▶ [Exercise prompt]:
Return all the data below as it stands, minus the pictures.
** start of Data **
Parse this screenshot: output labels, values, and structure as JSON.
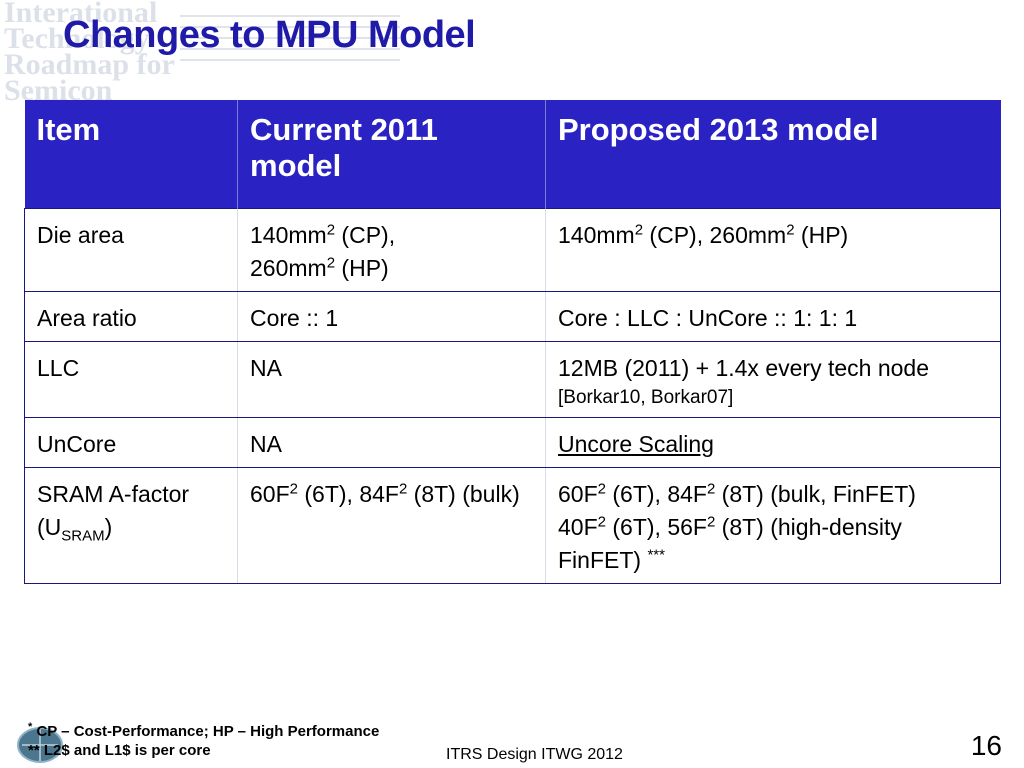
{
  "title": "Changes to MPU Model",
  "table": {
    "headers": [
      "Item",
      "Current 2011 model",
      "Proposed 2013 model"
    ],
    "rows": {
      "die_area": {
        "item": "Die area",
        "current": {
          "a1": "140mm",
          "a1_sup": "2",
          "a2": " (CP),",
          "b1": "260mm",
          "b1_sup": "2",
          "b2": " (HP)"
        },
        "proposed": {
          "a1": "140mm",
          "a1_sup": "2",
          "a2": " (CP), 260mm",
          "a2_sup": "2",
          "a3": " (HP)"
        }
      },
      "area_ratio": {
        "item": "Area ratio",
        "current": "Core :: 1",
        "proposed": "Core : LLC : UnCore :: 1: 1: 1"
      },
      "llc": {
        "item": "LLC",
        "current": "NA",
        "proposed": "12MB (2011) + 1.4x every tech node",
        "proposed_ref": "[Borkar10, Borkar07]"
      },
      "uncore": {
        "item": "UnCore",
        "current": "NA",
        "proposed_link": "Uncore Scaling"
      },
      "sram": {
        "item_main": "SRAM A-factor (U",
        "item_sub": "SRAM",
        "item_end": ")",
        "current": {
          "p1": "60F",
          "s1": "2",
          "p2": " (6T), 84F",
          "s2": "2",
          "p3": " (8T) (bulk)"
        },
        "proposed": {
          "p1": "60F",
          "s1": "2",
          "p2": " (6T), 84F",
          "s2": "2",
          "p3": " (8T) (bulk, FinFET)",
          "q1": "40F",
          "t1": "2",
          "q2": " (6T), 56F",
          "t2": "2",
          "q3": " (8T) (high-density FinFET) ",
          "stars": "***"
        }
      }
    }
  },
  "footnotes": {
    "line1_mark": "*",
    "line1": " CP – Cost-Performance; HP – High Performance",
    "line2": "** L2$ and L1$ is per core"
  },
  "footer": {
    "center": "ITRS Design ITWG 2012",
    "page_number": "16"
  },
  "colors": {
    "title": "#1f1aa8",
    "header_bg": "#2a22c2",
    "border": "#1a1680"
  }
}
** end of Data **
▶ [Written response]:
Parse this screenshot: output labels, values, and structure as JSON.
{
  "title": "Changes to MPU Model",
  "table": {
    "headers": [
      "Item",
      "Current 2011 model",
      "Proposed 2013 model"
    ],
    "rows": {
      "die_area": {
        "item": "Die area",
        "current": {
          "a1": "140mm",
          "a1_sup": "2",
          "a2": " (CP),",
          "b1": "260mm",
          "b1_sup": "2",
          "b2": " (HP)"
        },
        "proposed": {
          "a1": "140mm",
          "a1_sup": "2",
          "a2": " (CP), 260mm",
          "a2_sup": "2",
          "a3": " (HP)"
        }
      },
      "area_ratio": {
        "item": "Area ratio",
        "current": "Core :: 1",
        "proposed": "Core : LLC : UnCore :: 1: 1: 1"
      },
      "llc": {
        "item": "LLC",
        "current": "NA",
        "proposed": "12MB (2011) + 1.4x every tech node",
        "proposed_ref": "[Borkar10, Borkar07]"
      },
      "uncore": {
        "item": "UnCore",
        "current": "NA",
        "proposed_link": "Uncore Scaling"
      },
      "sram": {
        "item_main": "SRAM A-factor (U",
        "item_sub": "SRAM",
        "item_end": ")",
        "current": {
          "p1": "60F",
          "s1": "2",
          "p2": " (6T), 84F",
          "s2": "2",
          "p3": " (8T) (bulk)"
        },
        "proposed": {
          "p1": "60F",
          "s1": "2",
          "p2": " (6T), 84F",
          "s2": "2",
          "p3": " (8T) (bulk, FinFET)",
          "q1": "40F",
          "t1": "2",
          "q2": " (6T), 56F",
          "t2": "2",
          "q3": " (8T) (high-density FinFET) ",
          "stars": "***"
        }
      }
    }
  },
  "footnotes": {
    "line1_mark": "*",
    "line1": " CP – Cost-Performance; HP – High Performance",
    "line2": "** L2$ and L1$ is per core"
  },
  "footer": {
    "center": "ITRS Design ITWG 2012",
    "page_number": "16"
  },
  "colors": {
    "title": "#1f1aa8",
    "header_bg": "#2a22c2",
    "border": "#1a1680"
  }
}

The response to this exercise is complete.